— begin Data shown —

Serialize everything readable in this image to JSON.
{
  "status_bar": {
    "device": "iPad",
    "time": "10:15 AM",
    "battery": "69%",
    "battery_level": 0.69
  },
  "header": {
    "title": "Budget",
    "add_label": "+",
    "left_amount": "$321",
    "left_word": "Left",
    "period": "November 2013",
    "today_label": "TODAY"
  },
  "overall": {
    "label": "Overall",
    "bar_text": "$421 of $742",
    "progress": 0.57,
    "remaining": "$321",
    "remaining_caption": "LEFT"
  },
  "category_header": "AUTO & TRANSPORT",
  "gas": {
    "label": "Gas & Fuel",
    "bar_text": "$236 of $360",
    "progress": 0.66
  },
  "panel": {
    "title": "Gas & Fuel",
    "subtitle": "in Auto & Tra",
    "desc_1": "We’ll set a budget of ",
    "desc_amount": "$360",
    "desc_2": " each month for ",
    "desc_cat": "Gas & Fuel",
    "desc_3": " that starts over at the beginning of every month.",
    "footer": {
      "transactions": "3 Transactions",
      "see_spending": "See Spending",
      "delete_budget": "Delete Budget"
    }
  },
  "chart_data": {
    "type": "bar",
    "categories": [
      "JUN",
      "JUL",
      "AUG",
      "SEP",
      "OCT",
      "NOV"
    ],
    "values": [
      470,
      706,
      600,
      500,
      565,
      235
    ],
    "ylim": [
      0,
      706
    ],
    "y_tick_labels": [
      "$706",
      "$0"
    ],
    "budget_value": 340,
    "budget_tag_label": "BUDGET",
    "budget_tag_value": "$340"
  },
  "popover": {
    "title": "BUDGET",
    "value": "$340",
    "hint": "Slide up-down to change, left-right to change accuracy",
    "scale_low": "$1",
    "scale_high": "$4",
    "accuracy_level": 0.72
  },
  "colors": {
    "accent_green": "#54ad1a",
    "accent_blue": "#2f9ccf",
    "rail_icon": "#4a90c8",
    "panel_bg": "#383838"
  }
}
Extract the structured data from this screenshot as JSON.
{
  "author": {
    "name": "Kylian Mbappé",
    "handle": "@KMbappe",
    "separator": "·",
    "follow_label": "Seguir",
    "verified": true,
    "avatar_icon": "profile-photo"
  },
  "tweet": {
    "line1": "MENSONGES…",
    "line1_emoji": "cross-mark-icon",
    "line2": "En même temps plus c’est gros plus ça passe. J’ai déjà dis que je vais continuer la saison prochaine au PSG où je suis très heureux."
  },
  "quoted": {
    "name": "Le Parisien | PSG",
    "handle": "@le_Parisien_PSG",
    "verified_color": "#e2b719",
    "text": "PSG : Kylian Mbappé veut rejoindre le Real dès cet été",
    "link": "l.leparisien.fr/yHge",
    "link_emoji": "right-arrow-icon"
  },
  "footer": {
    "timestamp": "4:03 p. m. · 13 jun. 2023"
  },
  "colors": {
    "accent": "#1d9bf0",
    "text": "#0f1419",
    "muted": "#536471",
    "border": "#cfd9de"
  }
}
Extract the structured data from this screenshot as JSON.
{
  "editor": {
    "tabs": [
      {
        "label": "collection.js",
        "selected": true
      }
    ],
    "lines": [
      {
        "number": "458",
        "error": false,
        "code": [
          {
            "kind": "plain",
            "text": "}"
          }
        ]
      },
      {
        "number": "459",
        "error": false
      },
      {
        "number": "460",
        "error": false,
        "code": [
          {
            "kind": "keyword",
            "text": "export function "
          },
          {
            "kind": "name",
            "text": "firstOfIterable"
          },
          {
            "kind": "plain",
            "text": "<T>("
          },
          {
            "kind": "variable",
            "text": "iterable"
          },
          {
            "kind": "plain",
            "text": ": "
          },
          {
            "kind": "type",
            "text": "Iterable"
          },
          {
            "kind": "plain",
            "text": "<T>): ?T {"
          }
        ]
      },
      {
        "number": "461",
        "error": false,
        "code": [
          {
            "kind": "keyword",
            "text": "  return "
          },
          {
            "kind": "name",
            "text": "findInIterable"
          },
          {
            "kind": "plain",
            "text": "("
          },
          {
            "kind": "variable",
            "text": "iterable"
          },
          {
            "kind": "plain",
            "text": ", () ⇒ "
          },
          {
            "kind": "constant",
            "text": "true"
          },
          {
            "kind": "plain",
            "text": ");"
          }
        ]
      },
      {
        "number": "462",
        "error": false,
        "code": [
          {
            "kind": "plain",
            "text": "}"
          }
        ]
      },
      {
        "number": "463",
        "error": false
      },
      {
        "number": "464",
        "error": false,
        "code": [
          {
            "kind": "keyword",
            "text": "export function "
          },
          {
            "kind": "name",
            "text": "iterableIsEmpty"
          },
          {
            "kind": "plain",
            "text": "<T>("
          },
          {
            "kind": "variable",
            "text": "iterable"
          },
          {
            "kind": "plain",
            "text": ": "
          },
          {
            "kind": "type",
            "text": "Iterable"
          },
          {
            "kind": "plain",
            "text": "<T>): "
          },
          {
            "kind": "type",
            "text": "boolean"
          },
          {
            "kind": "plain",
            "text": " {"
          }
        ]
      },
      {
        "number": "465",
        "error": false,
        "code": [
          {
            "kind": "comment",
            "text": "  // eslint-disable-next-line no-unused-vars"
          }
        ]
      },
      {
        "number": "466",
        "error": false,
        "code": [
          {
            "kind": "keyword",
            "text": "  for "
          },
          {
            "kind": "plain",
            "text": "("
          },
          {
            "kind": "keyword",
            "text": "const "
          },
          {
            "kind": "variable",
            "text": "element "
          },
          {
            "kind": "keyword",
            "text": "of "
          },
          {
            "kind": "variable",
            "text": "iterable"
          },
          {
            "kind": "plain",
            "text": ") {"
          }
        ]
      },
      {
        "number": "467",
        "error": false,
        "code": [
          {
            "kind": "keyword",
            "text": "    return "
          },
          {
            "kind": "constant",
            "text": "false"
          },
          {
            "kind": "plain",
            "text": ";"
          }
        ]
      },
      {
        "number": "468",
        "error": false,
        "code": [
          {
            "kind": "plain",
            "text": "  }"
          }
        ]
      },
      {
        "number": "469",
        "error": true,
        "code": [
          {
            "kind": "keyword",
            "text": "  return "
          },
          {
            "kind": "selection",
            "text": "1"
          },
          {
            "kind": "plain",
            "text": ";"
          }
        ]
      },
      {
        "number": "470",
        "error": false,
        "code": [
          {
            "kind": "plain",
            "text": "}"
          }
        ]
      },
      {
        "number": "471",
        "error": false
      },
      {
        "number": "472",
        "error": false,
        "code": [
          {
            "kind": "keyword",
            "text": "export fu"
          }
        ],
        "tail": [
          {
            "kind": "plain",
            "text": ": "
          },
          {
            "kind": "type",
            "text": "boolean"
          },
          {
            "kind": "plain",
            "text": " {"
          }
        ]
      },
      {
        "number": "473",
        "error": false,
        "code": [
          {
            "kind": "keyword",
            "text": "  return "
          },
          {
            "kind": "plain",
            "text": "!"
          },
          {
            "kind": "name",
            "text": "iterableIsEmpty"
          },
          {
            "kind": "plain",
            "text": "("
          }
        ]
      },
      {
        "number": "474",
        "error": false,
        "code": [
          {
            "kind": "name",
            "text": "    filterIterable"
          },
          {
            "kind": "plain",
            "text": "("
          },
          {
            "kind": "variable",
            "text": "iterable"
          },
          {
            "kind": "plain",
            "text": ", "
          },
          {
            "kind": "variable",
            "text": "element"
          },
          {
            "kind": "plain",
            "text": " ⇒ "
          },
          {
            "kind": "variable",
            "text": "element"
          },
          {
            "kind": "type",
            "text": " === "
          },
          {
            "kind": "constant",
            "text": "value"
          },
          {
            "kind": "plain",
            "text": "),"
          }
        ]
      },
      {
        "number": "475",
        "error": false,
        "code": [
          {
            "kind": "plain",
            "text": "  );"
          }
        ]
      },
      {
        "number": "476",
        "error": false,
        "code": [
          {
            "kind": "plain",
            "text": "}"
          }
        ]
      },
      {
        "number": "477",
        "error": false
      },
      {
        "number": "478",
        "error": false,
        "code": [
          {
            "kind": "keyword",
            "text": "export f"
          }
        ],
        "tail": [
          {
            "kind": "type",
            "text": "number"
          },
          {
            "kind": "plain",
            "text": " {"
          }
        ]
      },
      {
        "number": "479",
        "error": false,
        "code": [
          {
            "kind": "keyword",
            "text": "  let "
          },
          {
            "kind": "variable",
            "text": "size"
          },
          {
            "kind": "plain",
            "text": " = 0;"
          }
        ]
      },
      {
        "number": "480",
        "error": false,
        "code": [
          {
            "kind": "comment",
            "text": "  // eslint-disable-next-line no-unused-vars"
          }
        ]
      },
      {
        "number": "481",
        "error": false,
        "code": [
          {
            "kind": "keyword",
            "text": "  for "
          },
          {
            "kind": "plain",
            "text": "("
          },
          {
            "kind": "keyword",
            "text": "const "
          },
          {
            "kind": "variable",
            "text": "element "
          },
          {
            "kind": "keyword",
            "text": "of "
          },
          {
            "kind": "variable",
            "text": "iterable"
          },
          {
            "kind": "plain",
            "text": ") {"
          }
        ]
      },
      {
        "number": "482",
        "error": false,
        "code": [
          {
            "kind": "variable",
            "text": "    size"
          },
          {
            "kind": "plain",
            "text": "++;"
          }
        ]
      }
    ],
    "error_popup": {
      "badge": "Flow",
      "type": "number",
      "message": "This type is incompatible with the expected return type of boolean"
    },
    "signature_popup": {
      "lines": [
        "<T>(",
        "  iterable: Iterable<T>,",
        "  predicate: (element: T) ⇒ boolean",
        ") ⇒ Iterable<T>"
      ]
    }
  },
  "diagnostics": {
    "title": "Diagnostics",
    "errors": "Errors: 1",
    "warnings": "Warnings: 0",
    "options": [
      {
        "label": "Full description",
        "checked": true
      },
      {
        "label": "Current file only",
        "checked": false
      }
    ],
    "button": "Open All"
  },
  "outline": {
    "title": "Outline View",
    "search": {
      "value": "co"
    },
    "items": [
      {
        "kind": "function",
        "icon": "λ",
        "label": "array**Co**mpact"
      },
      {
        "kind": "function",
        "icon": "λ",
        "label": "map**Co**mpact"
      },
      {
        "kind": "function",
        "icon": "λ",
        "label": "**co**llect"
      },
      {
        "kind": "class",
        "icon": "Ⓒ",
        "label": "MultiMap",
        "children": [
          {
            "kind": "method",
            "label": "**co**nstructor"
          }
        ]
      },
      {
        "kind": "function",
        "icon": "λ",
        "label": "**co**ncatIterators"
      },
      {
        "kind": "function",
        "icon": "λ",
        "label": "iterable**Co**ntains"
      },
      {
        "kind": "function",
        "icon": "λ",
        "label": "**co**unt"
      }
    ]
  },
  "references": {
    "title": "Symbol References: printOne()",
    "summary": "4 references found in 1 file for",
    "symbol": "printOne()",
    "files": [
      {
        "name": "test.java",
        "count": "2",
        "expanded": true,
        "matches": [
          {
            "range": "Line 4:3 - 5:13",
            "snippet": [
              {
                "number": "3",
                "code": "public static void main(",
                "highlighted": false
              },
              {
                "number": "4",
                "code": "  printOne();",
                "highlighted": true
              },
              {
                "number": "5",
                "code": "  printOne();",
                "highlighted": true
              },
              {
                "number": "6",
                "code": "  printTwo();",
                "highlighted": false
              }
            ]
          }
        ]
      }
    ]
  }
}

— end Data shown —

_Exercise task_:
Search the lines for the word "right" and report how many contain it, by number only.

_Full response_:
2